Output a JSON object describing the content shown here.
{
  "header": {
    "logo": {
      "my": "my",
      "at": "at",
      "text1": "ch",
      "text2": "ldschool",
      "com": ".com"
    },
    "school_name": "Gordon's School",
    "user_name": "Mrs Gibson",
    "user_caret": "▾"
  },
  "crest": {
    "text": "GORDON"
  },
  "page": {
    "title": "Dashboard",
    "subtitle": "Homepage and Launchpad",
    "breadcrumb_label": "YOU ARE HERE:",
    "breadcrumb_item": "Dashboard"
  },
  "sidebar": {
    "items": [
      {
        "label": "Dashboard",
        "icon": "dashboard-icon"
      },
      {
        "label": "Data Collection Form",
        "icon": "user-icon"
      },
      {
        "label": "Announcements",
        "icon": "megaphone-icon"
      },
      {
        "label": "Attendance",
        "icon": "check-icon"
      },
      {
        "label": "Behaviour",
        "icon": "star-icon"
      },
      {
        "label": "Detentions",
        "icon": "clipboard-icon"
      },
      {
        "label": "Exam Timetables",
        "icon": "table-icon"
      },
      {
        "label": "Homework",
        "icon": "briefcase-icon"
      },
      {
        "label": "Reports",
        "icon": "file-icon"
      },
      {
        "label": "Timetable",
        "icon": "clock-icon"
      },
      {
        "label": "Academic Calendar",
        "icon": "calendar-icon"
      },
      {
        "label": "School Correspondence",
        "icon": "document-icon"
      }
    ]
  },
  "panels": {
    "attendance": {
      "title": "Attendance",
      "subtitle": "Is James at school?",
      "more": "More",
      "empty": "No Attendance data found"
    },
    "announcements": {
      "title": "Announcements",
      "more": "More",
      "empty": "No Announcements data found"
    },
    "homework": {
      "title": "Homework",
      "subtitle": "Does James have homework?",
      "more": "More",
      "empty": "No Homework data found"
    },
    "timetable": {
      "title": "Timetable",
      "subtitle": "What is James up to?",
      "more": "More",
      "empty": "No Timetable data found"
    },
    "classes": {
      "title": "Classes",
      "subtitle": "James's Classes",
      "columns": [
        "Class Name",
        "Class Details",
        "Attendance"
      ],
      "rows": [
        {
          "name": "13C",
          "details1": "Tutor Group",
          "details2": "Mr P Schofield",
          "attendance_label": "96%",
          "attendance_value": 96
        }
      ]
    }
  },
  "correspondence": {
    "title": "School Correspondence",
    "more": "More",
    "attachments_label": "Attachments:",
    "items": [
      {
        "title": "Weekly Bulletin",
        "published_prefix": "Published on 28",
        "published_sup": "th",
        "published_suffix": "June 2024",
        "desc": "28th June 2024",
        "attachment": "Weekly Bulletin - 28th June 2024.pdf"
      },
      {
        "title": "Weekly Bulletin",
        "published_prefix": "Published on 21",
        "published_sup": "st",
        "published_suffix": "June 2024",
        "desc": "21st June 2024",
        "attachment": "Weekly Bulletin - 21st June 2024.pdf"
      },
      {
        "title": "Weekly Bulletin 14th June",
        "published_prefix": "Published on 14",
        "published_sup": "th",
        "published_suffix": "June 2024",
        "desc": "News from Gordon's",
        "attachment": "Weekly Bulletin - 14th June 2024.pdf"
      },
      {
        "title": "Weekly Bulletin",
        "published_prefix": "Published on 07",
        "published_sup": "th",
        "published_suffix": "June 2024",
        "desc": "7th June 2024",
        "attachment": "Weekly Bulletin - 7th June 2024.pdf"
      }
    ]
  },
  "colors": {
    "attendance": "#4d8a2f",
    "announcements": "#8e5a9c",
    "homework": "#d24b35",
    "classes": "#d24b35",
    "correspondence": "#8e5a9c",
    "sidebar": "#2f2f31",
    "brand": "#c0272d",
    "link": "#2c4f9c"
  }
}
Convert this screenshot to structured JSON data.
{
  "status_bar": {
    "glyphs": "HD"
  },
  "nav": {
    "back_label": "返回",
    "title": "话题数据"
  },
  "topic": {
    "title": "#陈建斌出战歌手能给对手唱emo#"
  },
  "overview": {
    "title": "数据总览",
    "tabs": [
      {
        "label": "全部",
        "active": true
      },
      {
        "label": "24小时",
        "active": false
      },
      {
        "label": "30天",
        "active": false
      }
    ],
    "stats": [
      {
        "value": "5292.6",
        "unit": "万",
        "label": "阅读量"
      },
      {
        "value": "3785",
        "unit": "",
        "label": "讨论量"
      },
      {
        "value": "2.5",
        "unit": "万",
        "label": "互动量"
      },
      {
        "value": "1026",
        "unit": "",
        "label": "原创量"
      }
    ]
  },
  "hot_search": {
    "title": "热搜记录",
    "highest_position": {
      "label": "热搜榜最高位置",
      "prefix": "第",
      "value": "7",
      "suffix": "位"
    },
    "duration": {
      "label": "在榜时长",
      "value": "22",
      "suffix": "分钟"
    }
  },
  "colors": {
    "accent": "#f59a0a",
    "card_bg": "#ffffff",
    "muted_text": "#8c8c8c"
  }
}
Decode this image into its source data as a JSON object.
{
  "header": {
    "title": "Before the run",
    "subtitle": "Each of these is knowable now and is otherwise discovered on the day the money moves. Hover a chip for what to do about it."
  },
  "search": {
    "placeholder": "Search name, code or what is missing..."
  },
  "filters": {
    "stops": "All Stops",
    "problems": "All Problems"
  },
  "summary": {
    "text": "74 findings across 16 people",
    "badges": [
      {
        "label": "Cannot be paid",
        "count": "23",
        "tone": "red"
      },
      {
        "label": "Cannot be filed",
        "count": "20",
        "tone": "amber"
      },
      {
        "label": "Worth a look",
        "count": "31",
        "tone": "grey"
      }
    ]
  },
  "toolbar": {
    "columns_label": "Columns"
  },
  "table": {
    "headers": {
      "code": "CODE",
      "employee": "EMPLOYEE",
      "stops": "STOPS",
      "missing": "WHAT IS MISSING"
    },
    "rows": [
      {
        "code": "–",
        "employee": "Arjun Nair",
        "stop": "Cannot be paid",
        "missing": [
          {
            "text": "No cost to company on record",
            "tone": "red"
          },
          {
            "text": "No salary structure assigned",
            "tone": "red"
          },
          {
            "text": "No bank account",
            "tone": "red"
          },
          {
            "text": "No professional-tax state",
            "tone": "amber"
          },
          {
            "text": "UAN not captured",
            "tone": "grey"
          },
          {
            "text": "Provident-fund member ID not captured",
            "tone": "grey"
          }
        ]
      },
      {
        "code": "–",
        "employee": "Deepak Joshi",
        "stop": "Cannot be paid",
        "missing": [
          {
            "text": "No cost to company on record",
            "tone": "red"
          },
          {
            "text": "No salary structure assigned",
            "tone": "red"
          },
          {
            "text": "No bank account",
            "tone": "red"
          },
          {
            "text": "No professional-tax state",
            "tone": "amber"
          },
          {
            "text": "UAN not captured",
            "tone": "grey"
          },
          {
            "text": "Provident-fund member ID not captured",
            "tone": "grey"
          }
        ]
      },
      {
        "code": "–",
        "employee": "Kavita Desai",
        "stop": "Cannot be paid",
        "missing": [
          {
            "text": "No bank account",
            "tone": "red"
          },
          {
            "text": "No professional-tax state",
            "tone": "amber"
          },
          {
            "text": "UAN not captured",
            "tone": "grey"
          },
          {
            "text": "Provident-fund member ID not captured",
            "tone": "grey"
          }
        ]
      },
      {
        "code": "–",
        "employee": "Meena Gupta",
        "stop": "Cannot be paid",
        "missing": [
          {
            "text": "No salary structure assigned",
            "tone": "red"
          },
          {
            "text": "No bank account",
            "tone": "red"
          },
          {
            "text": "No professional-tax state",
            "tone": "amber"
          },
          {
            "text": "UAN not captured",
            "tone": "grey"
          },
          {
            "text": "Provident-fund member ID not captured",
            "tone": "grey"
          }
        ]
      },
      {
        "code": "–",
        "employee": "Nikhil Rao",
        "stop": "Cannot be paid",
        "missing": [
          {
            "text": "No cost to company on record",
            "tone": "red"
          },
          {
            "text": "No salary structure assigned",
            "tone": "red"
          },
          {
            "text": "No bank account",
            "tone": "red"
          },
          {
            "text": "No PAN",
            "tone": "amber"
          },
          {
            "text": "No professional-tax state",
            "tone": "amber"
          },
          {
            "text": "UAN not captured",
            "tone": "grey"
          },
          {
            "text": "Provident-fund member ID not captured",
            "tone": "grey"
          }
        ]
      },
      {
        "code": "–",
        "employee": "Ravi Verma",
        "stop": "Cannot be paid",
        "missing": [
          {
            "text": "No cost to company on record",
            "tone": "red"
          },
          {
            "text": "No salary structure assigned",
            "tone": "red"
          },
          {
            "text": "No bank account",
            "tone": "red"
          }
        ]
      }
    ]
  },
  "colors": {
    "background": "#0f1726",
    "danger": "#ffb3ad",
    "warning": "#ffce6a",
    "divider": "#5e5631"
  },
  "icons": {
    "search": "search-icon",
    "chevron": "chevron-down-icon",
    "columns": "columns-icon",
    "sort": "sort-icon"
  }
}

#### [REQUIREMENT]
From the listing above, copy all lines holding the word "James".

#### [ANSWER]
      "subtitle": "Is James at school?",
      "subtitle": "Does James have homework?",
      "subtitle": "What is James up to?",
      "subtitle": "James's Classes",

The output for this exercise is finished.